Abstruct Data Type¶
Array & Linked list¶
Array¶
-
Data are stored continuously in memory.
-
Often fixed size. (but not for dynamic array)
Operation | Time |
---|---|
insert | \(O(n)\) |
remove | \(O(n)\) |
access | \(\blue{O(1)}\) |
find | \(O(n)\) |
Linked List¶
-
Each data is stored in a node scattered in memory.
-
Can be easily extended.
-
Use more space to store pointers to next.
Singly Linked List¶
class Node {
private:
int val;
Node *next;
public:
Node(int = 0, Node* = nullptr);
int retrieve() const;
Node *next() const;
void push_front();
int pop_front();
}
Operation | Time |
---|---|
insert | \(\blue{O(1)}\) |
remove | \(\blue{O(1)}\) |
access | \(O(n)\) |
find | \(O(n)\) |
Doubly Linked List¶
class Node {
private:
int val;
Node *previous;
Node *next;
public:
Node(int = 0, Node* = nullptr);
int retrieve() const;
Node *next() const;
void push_front();
int pop_front();
}
Circular Linked List¶
- The last node stores the pointer to the head node.
Stack & Queue¶
Stack¶
Reverse-Polish Notation
- No ambiguity and no brackets are required.
- Realized by stack.
The stack can be implemented using either an array or a linked list (std::deque
in C++)
- Follows the principle of Last-In-First-OUT.
push()
to add element to the top of stack &pop()
to remove the top element.- ALL implemented in \(O(1)\).
class ArrayStack {
private:
std::vector<int> stack;
public:
int size() const;
bool empty() const;
void push(int val) {
stack.push_back(val);
}
int pop() {
int num = top();
stack.pop_back();
return num;
}
int top();
};
class LinkedListStack {
private:
Node *top;
int size;
public:
int size() const;
bool empty() const;
void push(int val) {
Node *node = new Node(val);
node->next = top;
top = node;
size++;
}
int pop() {
int num = top();
Node *tmp = top;
top = top->next;
delete tmp;
size--;
return num;
}
int top();
};
Operation | Time |
---|---|
push() |
\(\blue{O(1)}\) |
pop() |
\(\blue{O(1)}\) |
peek() |
\(\blue{O(1)}\) |
Queue¶
- Follows the principle of First-In-First-OUT.

** Recorded data **
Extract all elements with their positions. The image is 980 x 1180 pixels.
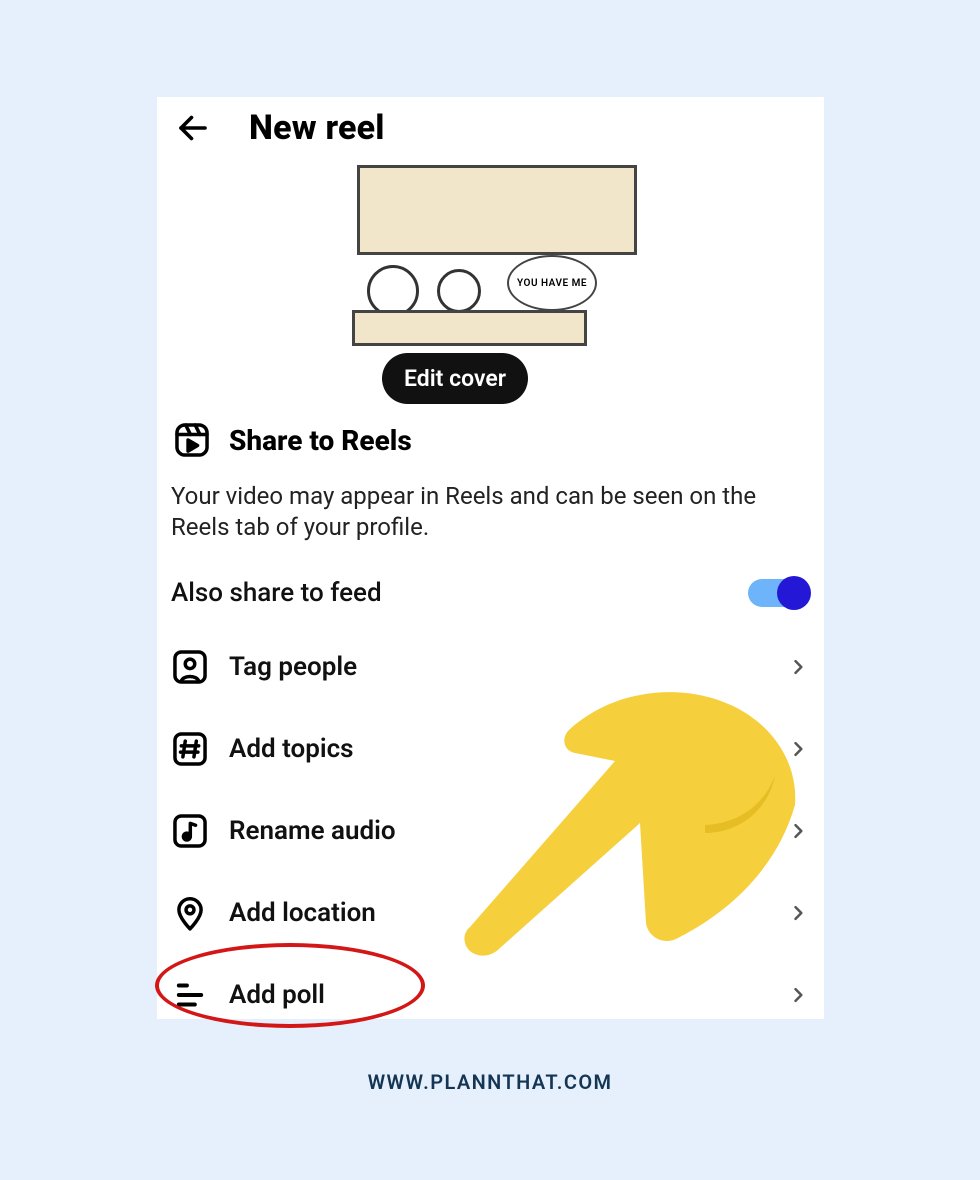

** What to work on **
(1) In the data structures notes, what does the last node of a circular linked list store?
(2) Pull from the data structures notes the part that opens with the words containing "- Realized by" and closes with "implemented in \(O(1)\).", copying it word for word.

** Exercise answers **
(1) It stores the pointer to the head node.

(2)
- Realized by stack.
The stack can be implemented using either an array or a linked list (std::deque
in C++)
- Follows the principle of Last-In-First-OUT.
push()
to add element to the top of stack &pop()
to remove the top element.- ALL implemented in \(O(1)\).